— START —
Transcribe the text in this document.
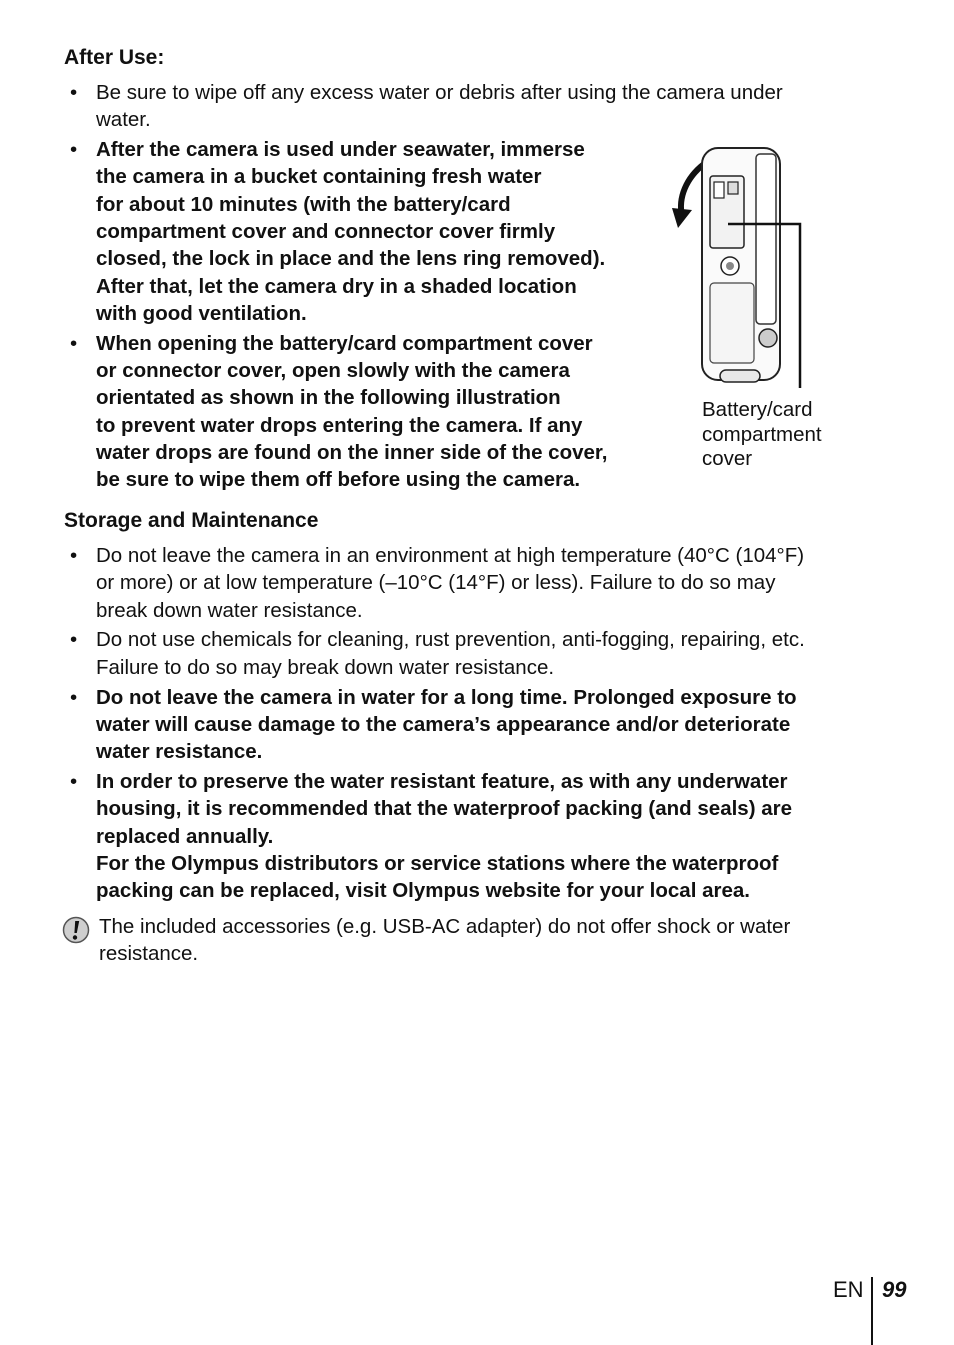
After Use:
• Be sure to wipe off any excess water or debris after using the camera under
water.
• After the camera is used under seawater, immerse
the camera in a bucket containing fresh water
for about 10 minutes (with the battery/card
compartment cover and connector cover firmly
closed, the lock in place and the lens ring removed).
After that, let the camera dry in a shaded location
with good ventilation.
• When opening the battery/card compartment cover
or connector cover, open slowly with the camera
orientated as shown in the following illustration
to prevent water drops entering the camera. If any
water drops are found on the inner side of the cover,
be sure to wipe them off before using the camera.
Battery/card
compartment
cover
Storage and Maintenance
• Do not leave the camera in an environment at high temperature (40°C (104°F)
or more) or at low temperature (–10°C (14°F) or less). Failure to do so may
break down water resistance.
• Do not use chemicals for cleaning, rust prevention, anti-fogging, repairing, etc.
Failure to do so may break down water resistance.
• Do not leave the camera in water for a long time. Prolonged exposure to
water will cause damage to the camera’s appearance and/or deteriorate
water resistance.
• In order to preserve the water resistant feature, as with any underwater
housing, it is recommended that the waterproof packing (and seals) are
replaced annually.
For the Olympus distributors or service stations where the waterproof
packing can be replaced, visit Olympus website for your local area.
The included accessories (e.g. USB-AC adapter) do not offer shock or water
resistance.
EN 99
— END —
WHAT YOU HAVE TO DO: Output the material word for word, omitting its pictures.

ANSWER TO THE PROBLEM:
Transcribe the text in this document.
After Use:
• Be sure to wipe off any excess water or debris after using the camera under
water.
• After the camera is used under seawater, immerse
the camera in a bucket containing fresh water
for about 10 minutes (with the battery/card
compartment cover and connector cover firmly
closed, the lock in place and the lens ring removed).
After that, let the camera dry in a shaded location
with good ventilation.
• When opening the battery/card compartment cover
or connector cover, open slowly with the camera
orientated as shown in the following illustration
to prevent water drops entering the camera. If any
water drops are found on the inner side of the cover,
be sure to wipe them off before using the camera.
Battery/card
compartment
cover
Storage and Maintenance
• Do not leave the camera in an environment at high temperature (40°C (104°F)
or more) or at low temperature (–10°C (14°F) or less). Failure to do so may
break down water resistance.
• Do not use chemicals for cleaning, rust prevention, anti-fogging, repairing, etc.
Failure to do so may break down water resistance.
• Do not leave the camera in water for a long time. Prolonged exposure to
water will cause damage to the camera’s appearance and/or deteriorate
water resistance.
• In order to preserve the water resistant feature, as with any underwater
housing, it is recommended that the waterproof packing (and seals) are
replaced annually.
For the Olympus distributors or service stations where the waterproof
packing can be replaced, visit Olympus website for your local area.
The included accessories (e.g. USB-AC adapter) do not offer shock or water
resistance.
EN 99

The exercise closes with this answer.